_DATA PROVIDED_
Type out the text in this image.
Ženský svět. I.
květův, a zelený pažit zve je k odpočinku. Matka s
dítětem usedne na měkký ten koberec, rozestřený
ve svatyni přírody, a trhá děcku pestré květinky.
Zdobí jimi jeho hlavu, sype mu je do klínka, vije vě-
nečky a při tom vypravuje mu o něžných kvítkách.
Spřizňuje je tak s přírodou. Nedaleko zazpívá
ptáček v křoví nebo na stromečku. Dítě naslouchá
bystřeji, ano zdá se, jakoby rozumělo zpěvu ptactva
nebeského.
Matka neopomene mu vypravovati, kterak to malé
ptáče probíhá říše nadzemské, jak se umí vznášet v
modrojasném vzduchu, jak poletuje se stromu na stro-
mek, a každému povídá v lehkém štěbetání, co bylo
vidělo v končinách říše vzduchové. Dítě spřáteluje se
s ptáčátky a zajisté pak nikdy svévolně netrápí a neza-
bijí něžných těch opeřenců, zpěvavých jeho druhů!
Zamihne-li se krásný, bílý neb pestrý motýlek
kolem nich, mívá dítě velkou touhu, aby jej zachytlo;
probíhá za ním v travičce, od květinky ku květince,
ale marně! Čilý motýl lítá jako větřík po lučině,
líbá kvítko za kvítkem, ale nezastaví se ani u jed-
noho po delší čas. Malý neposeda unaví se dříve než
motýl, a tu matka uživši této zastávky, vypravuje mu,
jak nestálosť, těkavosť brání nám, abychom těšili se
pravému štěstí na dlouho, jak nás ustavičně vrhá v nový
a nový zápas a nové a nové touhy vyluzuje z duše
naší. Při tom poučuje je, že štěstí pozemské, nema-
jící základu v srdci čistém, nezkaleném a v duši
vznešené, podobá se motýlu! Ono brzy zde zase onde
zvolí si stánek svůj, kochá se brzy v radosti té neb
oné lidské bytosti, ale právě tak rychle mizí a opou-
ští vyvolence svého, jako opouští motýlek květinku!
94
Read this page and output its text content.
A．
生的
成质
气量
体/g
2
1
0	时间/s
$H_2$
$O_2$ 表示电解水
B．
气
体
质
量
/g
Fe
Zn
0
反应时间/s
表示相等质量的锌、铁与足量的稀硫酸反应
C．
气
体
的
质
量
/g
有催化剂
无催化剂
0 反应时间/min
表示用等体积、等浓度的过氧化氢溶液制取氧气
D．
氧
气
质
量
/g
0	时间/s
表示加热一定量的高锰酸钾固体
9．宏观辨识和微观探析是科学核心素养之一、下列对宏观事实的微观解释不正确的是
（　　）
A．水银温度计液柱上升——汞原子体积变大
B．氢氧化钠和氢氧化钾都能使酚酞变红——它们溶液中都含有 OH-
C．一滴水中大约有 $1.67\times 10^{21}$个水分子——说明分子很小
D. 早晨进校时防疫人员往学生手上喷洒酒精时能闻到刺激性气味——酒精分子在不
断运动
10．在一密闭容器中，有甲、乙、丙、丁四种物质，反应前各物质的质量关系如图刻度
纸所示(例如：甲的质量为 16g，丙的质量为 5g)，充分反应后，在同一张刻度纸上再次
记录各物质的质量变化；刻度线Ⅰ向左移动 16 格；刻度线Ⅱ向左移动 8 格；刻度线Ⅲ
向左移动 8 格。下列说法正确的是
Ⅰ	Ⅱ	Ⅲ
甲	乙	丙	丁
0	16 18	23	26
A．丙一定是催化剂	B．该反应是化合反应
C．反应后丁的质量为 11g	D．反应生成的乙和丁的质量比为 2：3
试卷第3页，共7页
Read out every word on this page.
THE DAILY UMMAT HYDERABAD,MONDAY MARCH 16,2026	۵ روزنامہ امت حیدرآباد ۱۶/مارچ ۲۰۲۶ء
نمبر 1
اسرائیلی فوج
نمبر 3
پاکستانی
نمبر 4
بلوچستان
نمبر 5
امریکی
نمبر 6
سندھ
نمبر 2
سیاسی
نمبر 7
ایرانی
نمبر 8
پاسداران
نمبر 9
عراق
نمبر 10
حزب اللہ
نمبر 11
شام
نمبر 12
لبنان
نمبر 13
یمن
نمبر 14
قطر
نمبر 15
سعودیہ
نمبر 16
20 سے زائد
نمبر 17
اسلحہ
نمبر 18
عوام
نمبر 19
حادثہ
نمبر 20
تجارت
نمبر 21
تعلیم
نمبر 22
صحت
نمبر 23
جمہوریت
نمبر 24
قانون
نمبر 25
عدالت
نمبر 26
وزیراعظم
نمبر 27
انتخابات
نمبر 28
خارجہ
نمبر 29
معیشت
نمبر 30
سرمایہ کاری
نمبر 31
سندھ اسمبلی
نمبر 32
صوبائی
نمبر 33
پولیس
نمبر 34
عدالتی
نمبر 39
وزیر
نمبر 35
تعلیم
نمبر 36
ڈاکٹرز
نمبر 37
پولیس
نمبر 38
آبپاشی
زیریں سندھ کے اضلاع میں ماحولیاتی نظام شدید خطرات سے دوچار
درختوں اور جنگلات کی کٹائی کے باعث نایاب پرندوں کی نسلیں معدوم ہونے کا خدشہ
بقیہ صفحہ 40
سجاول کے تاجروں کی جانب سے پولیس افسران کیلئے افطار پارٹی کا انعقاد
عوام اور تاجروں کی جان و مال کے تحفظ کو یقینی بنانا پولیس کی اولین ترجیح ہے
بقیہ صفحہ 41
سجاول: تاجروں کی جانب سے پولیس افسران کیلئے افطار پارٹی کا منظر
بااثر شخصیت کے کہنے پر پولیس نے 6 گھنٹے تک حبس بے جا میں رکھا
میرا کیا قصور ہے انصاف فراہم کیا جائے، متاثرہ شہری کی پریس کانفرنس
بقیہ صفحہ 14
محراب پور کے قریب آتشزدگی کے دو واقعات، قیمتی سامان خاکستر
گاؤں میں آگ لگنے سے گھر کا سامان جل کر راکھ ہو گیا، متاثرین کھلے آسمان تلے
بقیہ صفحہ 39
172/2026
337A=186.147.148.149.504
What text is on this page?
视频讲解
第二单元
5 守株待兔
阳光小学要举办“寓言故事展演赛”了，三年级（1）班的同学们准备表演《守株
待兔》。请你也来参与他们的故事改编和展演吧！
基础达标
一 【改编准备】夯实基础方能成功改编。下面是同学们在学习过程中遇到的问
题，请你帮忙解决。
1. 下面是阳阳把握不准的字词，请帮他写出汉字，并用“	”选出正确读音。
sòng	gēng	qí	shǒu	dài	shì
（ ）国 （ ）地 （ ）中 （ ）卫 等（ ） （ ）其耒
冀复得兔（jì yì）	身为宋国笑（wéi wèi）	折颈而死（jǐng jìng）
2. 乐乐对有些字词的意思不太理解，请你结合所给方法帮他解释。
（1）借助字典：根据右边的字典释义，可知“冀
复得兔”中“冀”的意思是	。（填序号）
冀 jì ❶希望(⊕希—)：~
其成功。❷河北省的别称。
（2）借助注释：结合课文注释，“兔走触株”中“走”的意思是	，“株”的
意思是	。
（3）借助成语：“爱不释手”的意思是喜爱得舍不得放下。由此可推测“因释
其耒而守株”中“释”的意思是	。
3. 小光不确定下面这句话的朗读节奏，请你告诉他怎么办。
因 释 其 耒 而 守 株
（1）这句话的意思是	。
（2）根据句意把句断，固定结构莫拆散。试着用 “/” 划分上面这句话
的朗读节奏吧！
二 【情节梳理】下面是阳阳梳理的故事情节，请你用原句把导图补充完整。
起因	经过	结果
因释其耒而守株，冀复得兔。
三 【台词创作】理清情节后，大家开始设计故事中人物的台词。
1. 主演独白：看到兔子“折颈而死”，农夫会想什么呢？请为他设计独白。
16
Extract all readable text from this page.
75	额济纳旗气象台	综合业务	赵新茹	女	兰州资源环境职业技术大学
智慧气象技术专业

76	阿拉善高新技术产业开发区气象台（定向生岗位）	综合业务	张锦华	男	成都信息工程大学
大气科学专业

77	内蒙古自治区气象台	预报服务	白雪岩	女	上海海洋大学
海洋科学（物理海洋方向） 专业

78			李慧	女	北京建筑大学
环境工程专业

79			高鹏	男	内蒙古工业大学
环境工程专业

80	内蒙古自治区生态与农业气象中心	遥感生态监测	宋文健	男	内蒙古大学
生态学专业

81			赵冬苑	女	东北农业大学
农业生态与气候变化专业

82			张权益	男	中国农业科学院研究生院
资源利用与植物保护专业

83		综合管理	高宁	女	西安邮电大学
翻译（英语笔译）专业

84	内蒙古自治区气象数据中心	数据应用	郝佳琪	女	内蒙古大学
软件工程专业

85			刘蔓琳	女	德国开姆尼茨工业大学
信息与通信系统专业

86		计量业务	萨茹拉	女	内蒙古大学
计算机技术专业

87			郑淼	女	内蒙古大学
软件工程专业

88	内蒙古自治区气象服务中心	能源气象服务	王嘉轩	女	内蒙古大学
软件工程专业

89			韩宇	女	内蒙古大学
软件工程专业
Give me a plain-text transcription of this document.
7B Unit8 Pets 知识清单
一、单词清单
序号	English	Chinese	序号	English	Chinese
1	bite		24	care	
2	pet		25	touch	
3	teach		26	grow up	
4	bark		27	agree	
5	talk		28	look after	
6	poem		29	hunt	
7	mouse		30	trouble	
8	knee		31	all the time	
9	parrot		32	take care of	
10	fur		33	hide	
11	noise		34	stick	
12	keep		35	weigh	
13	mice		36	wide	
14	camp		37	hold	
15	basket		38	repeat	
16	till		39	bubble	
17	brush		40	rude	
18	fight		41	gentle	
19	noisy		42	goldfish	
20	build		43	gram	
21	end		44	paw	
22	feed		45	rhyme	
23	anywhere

_YOUR OBJECTIVE_
Nothing but the lines from the line with "Give me a plain-text" to the last line of the listing above should appear; please retype them exactly, both ends included.

_SOLUTION FOR THIS EXERCISE_
Give me a plain-text transcription of this document.
7B Unit8 Pets 知识清单
一、单词清单
序号	English	Chinese	序号	English	Chinese
1	bite		24	care	
2	pet		25	touch	
3	teach		26	grow up	
4	bark		27	agree	
5	talk		28	look after	
6	poem		29	hunt	
7	mouse		30	trouble	
8	knee		31	all the time	
9	parrot		32	take care of	
10	fur		33	hide	
11	noise		34	stick	
12	keep		35	weigh	
13	mice		36	wide	
14	camp		37	hold	
15	basket		38	repeat	
16	till		39	bubble	
17	brush		40	rude	
18	fight		41	gentle	
19	noisy		42	goldfish	
20	build		43	gram	
21	end		44	paw	
22	feed		45	rhyme	
23	anywhere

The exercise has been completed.